+++ Given passage +++
Archive for the ‘Mind Mapping’ Category

Three Questions the Savvy Executive Asks about Online Marketing Strategy

By Stephanie Diamond, Author of Web Marketing for Small Businesses: Seven Steps to Explosive Business Growth

If you’re a leader whose business has an online component, you’d probably like to find some guidelines that make it easier to develop and sustain an online marketing strategy. There are lots of conflicting ideas swirling out there about what to do online. If you followed many of them, you’d be spinning your wheels with no revenue in sight.

As someone whose has worked online since 1994, I’ve watched the marketing “shiny object” change from Web site to newsletter to blog to social media network. And on it goes. I know that getting locked into a tactic with no clear strategy in sight is a common mistake.

If you’re uneasy around the topic of social media strategies, you’re not alone. Because you’re not down in the trenches tweeting and posting, you probably don’t have the “hands-on” feel you have for other areas of marketing.

If you attempt to delegate, employees suggest all manner of tactics to engage customers. You’ve heard that you need to engage with Twitter and Facebook, study ongoing analytics, present sparkling content, and co-develop with customers. Great advice. But without the strategy behind it, your campaigns are destined to fail. Like every other area of business, you need to create the strategy first and make sure it flows down to everyone in your organization.

In formulating an online strategy, here are three questions to consider:

  1. Value. Do your employees know the real value consumers place on your products and services? If you don’t develop and constantly hone that message, your employees can’t communicate it in their social media efforts. In turn, all the ratings and comments that show up about your company will not engender the “word of mouth” referral power they could. If your customers aren’t selling for you, you’re missing out on one of the most powerful weapons you have today.
+++ Data for analysis +++
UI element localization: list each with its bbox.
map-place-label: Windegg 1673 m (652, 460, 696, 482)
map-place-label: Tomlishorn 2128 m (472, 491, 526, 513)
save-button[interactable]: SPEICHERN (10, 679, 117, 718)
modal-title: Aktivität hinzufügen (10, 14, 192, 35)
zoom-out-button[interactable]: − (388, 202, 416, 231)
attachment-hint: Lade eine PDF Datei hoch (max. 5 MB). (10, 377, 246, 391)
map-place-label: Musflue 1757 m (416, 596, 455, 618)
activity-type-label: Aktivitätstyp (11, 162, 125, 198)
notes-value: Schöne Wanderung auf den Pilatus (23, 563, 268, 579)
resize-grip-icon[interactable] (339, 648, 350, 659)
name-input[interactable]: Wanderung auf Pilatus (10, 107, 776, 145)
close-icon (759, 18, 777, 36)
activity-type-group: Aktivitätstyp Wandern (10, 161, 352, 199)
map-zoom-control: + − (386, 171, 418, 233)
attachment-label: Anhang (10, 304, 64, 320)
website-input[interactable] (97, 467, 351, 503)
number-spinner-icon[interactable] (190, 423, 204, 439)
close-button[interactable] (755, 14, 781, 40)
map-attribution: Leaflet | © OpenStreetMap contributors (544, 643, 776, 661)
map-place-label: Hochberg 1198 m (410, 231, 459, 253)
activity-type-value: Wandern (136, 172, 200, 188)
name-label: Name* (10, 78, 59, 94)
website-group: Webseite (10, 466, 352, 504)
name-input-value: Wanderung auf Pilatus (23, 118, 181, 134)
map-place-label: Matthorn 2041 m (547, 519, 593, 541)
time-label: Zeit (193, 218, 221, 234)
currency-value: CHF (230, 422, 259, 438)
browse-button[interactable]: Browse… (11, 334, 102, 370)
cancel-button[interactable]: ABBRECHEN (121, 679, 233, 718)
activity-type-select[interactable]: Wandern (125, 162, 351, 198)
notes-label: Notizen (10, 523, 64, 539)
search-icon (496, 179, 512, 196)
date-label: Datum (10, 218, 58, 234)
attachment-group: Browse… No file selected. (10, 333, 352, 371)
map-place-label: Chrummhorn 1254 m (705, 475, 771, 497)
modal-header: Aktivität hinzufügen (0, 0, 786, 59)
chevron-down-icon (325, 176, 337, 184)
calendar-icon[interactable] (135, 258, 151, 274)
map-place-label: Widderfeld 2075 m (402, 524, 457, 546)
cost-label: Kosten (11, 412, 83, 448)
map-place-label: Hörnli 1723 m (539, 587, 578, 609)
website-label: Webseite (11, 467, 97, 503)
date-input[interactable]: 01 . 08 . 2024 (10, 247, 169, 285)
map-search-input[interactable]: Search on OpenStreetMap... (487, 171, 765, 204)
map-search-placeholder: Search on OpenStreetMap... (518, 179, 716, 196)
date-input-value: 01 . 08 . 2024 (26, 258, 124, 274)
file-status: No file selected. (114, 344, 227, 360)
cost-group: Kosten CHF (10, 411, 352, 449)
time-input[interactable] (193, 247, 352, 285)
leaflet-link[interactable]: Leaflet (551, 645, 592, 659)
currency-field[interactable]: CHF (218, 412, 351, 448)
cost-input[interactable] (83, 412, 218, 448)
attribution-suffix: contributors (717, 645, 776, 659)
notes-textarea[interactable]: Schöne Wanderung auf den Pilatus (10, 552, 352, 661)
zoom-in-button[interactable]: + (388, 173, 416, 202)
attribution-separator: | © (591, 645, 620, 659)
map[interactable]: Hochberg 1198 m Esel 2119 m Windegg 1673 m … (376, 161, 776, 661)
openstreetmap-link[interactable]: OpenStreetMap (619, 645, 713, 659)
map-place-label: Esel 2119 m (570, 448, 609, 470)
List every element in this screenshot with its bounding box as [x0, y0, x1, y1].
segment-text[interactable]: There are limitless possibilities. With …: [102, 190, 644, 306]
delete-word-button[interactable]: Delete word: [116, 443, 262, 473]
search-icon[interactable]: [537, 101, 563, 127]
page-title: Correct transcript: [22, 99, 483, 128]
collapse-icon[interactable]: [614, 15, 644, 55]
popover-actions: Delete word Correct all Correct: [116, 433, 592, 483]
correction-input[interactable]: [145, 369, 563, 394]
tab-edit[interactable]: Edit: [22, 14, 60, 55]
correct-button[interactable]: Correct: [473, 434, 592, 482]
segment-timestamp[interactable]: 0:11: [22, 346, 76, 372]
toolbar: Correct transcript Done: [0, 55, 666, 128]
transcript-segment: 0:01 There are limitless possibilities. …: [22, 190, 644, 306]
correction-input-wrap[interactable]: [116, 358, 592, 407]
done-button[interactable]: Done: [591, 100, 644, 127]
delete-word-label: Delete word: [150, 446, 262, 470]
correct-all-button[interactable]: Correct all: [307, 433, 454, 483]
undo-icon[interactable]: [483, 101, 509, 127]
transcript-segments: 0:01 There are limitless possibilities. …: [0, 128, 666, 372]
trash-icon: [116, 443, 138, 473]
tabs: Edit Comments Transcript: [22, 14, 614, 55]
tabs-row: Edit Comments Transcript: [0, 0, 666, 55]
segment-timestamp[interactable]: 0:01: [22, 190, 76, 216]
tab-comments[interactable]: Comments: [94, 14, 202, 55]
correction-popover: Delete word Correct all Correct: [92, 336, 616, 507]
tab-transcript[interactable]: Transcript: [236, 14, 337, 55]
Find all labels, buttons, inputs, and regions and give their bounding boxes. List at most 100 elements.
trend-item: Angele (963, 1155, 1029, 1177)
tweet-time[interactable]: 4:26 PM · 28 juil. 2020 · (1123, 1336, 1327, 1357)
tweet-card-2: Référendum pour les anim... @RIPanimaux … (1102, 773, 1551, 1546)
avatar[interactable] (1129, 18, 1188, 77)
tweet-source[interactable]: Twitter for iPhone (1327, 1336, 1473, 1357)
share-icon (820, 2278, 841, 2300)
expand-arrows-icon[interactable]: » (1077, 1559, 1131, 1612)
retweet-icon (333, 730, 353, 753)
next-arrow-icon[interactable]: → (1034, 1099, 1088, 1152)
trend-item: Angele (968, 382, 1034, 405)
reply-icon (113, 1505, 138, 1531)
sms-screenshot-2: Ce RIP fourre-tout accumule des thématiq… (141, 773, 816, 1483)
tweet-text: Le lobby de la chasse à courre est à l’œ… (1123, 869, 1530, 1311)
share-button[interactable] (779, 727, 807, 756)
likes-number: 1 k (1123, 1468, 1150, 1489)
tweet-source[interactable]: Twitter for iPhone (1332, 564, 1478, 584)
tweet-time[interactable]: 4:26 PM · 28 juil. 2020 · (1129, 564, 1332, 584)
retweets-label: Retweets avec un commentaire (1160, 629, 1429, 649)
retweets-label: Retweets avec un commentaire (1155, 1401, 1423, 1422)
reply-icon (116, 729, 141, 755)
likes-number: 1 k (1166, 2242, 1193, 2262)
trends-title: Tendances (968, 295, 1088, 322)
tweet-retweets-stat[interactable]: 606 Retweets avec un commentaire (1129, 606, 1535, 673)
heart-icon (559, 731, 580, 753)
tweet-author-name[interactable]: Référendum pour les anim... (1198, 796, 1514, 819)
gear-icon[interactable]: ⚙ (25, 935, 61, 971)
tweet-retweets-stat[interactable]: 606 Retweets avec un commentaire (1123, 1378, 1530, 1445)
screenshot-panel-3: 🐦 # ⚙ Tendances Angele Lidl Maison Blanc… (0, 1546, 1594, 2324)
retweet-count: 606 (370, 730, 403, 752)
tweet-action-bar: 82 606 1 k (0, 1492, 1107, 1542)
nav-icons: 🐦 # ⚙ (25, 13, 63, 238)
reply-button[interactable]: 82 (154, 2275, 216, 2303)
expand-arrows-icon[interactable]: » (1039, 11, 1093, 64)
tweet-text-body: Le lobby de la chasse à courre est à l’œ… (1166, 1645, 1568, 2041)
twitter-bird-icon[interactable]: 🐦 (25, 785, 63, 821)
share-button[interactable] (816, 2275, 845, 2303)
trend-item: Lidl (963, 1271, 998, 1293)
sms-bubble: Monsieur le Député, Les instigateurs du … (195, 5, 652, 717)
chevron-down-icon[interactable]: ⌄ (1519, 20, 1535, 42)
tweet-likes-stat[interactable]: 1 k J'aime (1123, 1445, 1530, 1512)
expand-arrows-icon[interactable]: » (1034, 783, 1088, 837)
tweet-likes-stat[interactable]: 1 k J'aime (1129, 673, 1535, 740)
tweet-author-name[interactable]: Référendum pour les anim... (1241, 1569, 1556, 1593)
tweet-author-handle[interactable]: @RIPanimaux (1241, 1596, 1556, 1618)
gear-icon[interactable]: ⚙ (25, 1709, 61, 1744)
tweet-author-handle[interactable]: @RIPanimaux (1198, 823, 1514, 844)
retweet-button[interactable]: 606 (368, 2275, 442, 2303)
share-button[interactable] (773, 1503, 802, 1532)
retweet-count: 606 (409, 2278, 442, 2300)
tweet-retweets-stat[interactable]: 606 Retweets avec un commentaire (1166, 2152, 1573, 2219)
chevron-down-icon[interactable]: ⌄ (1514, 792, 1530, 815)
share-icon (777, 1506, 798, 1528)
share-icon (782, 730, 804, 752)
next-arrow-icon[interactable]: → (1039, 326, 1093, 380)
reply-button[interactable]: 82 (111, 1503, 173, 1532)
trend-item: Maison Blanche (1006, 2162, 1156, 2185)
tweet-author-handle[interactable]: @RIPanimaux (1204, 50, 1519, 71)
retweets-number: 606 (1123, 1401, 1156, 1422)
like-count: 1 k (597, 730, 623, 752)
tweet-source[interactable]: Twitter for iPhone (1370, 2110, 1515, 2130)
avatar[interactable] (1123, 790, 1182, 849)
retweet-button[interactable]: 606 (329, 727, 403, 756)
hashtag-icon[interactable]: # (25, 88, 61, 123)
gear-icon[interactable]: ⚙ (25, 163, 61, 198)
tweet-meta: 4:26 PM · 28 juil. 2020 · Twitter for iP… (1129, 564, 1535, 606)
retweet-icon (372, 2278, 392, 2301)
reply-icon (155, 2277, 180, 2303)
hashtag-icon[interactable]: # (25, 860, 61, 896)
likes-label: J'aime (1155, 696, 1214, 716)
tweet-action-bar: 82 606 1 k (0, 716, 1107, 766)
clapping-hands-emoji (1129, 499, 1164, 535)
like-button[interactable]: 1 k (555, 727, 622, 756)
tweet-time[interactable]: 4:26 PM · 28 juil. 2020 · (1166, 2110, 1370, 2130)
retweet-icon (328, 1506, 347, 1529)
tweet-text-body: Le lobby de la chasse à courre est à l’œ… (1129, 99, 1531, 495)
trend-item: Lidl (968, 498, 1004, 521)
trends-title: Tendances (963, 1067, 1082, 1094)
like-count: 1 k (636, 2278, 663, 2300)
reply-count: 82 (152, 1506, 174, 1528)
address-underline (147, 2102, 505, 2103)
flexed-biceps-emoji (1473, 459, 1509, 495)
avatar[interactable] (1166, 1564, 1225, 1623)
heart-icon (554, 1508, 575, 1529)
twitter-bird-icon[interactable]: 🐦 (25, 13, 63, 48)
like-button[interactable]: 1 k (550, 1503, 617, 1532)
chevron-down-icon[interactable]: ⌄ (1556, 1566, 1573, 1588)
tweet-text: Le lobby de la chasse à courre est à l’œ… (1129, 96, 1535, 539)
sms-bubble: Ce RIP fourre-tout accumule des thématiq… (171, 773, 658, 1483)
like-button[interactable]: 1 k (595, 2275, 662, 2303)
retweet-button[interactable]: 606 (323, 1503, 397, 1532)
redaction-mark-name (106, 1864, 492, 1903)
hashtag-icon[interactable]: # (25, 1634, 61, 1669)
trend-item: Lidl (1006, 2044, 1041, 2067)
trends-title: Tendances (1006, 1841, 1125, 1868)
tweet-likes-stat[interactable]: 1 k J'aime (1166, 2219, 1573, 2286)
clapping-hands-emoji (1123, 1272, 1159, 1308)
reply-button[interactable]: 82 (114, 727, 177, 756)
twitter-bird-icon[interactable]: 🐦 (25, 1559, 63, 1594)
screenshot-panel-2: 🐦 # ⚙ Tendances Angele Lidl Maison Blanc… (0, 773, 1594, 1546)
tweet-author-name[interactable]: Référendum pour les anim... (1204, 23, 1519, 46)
+++
Your tasks:
1. In the online marketing strategy article, since what year has the writer worked online?
2. According to the online marketing strategy article, why does a leader often lack the "hands-on" feel for social media that they have for other areas of marketing? Answer in one to three sentences.
3. Please continue the online marketing strategy article from its last sentence.

Answers for the exercise:
1. Since 1994.

2. The leader isn't down in the trenches doing the tweeting and posting. Because of that, they don't get the direct, hands-on feel for social media that they have for other areas of marketing.

3.
  2. Intellectual property (IP). Are you encouraging your employees to mine the intellectual property hidden inside your business to create information products and services? I’m not referring to the patents or formulas your company owns. The IP in companies today can be found in their vast stores of information. The key is to evaluate that information based on enhancement of the customer’s life. Think broadly. Consumers today are hungry for quality information that solves problems. Can your staff take that information and create videos, e-books, and other downloadable properties with that in mind?
  3. Competitive advantage. Do your employees understand who your real competitors are? I’m often surprised when I work on competitive strategies with my clients that they overlook several real online competitors. It’s a mistake to focus on only those who sell your exact product/service in exactly the way you do. The Web provides the opportunity for your customers to pick and choose from a variety of options. For example, if you sell sales training courses, your competitors are online video portals, coaches (both in-person and online), downloadable audio courses, etc. Make sure your staff has looked at all the possibilities.

One more note—there are many visual thinking tools (like mind mapping) that your team can use right now to gather ideas from all internal disciplines. Consider using these techniques to get ideas from programmers and marketers alike. In today’s marketplace, you can’t afford to overlook a great idea.